TO BE DONE
1. In the article about color palettes drawn from the landscape, which protected area did Jem Waygood's color study cover?
2. Extend the article about color palettes drawn from the landscape, picking up right after its final sentence.

PROVIDED TEXT
>>>
Architecture, Colour, Designers, Landscape, Nature | 08 October 2021
Colourways drawn from the landscape.
“Mere colour can speak to the soul in a thousand different ways,” Oscar Wilde.
Jem Waygood of Waygood Colour advises councils, architects, developers, planners and conservation officers on how to use colour so that buildings sit sensitively within the landscape.
After reading about Jem in the monthly e-mag “Beam,” curated by conservation architect Claire Truman for those interested in ethical living, we asked Claire if we could republish the piece here (adapted below) and asked Jem to help us with one of our projects.
Colourways drawn from the landscape.
Extract by Beam with Kiss House update
Jem Waygood, of Waygood Colour, specialises in environmental colour design creating and developing colour palettes from landscape analysis. Jem works predominantly in particularly sensitive landscapes such as Areas of Outstanding Natural Beauty (AONB).
He worked on a colour study offering guidance on the use of colour and materials for development in the Malvern Hills AONB. Jem explains, “I visited various landscape character types within the AONB. I then documented the dominant colours and tonality of each type, and from this I developed colour ranges that would integrate well with the landscape. Whilst the study provides general guidance, it highlights how significant colour decisions can be in the success or otherwise of changes to a protected landscape.”
<<<
RECORDS
>>>
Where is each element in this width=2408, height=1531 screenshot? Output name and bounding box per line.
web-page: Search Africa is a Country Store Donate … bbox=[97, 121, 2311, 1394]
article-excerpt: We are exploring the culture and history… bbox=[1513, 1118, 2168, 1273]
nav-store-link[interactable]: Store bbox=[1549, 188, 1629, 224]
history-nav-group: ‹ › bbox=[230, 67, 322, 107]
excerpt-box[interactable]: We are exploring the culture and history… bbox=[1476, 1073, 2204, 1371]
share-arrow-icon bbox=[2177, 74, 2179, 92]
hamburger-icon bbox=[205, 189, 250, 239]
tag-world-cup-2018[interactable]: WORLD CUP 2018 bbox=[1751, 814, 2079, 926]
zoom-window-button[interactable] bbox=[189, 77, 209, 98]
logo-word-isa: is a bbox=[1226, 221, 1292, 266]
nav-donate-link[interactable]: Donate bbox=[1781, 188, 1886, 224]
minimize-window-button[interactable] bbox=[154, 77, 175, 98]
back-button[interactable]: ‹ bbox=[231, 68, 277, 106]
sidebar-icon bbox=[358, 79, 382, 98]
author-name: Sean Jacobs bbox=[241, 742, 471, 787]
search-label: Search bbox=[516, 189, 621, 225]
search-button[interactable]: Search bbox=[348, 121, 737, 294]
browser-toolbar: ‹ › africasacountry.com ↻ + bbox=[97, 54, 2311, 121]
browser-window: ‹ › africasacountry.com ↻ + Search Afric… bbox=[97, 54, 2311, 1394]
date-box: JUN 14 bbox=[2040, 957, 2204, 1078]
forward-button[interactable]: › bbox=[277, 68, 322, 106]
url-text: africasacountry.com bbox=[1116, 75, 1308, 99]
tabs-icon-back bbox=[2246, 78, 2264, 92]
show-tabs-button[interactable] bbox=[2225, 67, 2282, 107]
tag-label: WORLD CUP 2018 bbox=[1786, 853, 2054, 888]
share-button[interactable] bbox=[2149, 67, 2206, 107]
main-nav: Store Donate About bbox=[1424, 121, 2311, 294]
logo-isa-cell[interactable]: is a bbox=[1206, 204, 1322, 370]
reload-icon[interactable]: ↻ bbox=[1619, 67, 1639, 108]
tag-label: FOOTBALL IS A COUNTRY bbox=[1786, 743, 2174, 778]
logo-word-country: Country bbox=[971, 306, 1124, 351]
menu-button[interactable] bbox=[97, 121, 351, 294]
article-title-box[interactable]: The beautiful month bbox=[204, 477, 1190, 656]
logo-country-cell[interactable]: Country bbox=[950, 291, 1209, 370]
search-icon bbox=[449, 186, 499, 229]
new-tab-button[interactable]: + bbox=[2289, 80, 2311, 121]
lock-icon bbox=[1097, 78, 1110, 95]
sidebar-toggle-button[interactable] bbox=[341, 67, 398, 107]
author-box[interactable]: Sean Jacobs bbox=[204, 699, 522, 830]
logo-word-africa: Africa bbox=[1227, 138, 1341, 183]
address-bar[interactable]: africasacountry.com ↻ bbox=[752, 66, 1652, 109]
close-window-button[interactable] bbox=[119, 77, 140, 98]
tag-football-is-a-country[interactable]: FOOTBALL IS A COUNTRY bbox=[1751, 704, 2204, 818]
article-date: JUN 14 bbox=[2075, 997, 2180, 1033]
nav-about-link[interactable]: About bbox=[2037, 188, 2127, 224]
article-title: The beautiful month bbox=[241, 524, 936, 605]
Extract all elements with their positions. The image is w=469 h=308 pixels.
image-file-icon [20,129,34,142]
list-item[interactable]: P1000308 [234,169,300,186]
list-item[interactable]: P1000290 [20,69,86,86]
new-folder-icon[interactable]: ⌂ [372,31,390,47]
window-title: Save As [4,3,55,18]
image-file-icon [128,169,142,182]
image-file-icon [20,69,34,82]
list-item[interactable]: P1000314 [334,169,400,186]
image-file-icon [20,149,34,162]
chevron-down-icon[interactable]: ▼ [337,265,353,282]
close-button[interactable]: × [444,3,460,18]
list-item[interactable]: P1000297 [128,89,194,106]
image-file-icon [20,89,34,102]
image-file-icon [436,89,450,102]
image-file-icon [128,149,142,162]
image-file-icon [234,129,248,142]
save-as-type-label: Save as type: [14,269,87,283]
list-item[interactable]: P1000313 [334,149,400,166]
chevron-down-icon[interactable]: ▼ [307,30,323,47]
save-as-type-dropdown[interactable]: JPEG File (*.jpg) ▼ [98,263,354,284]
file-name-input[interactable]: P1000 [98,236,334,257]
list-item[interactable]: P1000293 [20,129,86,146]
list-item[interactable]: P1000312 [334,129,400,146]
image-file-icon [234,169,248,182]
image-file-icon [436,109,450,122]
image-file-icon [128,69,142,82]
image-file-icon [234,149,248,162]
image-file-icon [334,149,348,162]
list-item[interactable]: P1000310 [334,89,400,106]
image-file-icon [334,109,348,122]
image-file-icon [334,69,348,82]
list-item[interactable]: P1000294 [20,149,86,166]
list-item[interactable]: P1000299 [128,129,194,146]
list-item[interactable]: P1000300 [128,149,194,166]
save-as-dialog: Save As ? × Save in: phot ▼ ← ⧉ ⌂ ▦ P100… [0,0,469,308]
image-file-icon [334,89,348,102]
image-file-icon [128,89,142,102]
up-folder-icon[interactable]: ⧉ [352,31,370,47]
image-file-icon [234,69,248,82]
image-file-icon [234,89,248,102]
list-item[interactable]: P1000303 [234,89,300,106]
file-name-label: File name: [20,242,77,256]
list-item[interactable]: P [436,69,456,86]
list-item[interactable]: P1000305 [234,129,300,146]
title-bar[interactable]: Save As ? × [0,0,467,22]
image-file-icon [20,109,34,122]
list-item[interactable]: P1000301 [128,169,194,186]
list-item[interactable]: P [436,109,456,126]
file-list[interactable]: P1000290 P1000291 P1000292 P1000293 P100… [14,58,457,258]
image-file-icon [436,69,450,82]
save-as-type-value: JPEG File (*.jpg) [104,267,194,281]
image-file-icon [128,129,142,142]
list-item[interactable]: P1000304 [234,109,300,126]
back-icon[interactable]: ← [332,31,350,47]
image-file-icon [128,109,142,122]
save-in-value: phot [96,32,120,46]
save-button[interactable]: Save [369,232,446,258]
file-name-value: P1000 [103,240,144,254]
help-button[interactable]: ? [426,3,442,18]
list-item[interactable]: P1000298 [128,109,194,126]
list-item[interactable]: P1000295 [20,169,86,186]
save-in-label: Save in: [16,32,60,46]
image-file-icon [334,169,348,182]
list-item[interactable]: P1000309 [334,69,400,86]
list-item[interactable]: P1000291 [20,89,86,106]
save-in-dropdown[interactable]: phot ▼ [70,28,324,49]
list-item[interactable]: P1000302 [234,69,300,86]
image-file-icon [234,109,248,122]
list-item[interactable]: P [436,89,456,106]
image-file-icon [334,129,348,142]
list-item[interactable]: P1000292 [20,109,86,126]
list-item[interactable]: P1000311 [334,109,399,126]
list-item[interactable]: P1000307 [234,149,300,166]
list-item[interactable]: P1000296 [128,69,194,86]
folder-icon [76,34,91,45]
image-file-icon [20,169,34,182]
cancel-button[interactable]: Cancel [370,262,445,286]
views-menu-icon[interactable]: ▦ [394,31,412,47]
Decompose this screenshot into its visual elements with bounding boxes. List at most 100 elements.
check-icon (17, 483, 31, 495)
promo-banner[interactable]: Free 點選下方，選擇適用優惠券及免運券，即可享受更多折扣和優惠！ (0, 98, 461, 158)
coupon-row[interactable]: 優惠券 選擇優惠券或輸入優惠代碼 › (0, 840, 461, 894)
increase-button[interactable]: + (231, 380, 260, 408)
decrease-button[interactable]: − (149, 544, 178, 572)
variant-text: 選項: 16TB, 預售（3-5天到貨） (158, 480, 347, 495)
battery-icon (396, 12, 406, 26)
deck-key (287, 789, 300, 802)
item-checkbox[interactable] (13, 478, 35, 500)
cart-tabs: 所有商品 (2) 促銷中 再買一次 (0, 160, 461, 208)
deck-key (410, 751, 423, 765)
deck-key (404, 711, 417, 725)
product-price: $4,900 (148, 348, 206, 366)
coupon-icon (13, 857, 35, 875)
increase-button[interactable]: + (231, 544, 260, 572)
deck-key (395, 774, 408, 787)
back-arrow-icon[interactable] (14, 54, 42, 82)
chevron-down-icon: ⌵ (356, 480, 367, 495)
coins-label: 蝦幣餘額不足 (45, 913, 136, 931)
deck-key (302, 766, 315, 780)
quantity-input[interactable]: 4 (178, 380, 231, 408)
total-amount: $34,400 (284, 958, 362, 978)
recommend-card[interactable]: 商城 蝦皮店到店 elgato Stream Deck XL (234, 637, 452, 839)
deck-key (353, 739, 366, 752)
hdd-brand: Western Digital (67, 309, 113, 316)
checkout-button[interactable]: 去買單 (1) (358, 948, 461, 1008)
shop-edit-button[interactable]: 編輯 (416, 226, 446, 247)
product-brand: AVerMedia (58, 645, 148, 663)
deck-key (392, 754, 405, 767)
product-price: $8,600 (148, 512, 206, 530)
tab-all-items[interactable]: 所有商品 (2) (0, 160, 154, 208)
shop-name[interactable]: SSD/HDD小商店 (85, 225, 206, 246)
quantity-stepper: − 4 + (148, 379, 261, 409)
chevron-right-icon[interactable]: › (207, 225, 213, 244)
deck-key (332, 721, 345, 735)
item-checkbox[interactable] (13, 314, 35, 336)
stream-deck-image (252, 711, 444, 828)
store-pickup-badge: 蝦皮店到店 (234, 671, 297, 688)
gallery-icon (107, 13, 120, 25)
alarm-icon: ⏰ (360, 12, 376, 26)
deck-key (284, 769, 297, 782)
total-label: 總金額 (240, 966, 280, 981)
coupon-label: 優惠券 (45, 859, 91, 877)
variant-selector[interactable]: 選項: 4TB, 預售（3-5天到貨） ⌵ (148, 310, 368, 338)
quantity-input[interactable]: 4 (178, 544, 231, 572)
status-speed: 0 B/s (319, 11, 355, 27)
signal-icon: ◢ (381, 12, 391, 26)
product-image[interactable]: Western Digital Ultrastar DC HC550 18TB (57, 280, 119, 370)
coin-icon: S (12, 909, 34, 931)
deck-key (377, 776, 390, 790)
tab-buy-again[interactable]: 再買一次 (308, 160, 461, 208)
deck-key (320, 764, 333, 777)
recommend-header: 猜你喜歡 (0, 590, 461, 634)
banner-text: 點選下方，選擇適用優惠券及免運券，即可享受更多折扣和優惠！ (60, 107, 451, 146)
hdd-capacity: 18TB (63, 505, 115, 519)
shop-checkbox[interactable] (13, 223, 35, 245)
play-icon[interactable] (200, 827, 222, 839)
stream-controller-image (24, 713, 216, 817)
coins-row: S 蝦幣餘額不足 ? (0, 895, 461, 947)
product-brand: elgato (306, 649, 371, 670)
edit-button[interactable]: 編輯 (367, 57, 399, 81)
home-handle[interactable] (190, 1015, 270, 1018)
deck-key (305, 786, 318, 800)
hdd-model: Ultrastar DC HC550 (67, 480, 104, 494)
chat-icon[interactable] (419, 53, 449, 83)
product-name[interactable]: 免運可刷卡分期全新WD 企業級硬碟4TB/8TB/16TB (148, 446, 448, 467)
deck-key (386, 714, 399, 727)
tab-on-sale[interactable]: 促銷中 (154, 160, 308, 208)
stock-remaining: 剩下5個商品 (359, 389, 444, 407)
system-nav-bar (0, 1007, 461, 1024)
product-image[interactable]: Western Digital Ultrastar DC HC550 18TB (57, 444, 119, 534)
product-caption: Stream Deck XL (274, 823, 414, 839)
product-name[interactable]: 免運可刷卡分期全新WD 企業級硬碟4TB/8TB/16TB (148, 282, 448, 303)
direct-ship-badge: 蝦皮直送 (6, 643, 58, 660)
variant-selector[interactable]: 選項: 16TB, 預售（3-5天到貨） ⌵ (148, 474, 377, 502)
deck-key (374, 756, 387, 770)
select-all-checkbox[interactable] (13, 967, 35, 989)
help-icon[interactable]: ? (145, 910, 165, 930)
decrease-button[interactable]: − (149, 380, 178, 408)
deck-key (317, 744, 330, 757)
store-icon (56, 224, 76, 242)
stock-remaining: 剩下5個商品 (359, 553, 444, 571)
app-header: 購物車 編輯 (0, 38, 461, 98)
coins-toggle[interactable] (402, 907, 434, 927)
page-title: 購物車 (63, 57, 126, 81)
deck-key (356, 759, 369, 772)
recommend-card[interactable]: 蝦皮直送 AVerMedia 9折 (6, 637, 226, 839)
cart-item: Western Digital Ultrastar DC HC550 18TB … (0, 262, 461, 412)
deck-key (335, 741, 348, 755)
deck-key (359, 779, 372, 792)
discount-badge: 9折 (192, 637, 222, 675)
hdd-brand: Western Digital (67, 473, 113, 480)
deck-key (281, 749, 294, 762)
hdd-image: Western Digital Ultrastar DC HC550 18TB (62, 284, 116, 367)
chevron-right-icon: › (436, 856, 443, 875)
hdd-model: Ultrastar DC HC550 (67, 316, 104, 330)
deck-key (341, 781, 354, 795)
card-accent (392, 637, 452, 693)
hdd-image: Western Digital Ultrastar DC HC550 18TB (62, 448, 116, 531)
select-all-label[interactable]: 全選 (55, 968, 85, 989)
<<<
TASK RESULTS
1. The Malvern Hills Area of Outstanding Natural Beauty (AONB).

2.
An opportunity to apply the guidance to a site-specific design arose with the proposal for a new school in Colwall, Herefordshire to the west of the Malvern Hills, within the AONB. Jem explains, “A Landscape and Visual Impact Assessment (LVIA) was undertaken and as part of this process I was asked to prepare an Environmental Colour Assessment (ECA) aimed at achieving a clear understanding of the colour context in which the building would sit.”
Jem explained his process: “Colour survey work of the immediate site was followed by high level views from the ridgeline of the Malvern Hills, initially to identify the tonality of the site so that the roof material of the new school would be largely invisible when seen from the hills.”
“Whilst the study provides general guidance, it highlights how significant colour decisions can be in the success or otherwise of changes to a protected landscape.”
In developing the colour palettes, Jem explained that he was looking for signs of natural play spaces within the landscape, for example the ramparts and ditches of an iron age fortification and rope swings by the stream which bounded the site. From such landscape clues Jem drew out what he calls “memory colours” — generated by a particularly resonant feature, whether broad scale in the landscape or the smallest piece of lichen. These were worked into the colour palette alongside the landscape character colours previously identified, and the local volcanic geology.
“After synthesising this colour data into a representative palette, I produced a couple of colourways to try out some options that would help integrate the school into its surroundings, communicate its function and form, and look bright and welcoming to the pupils,” Jem explained.
The result is a building that sits in harmony with its environment. The cladding colours used blend beautifully with the surrounding landscape and the result is that the building is only minimally visible from the Malvern Hills.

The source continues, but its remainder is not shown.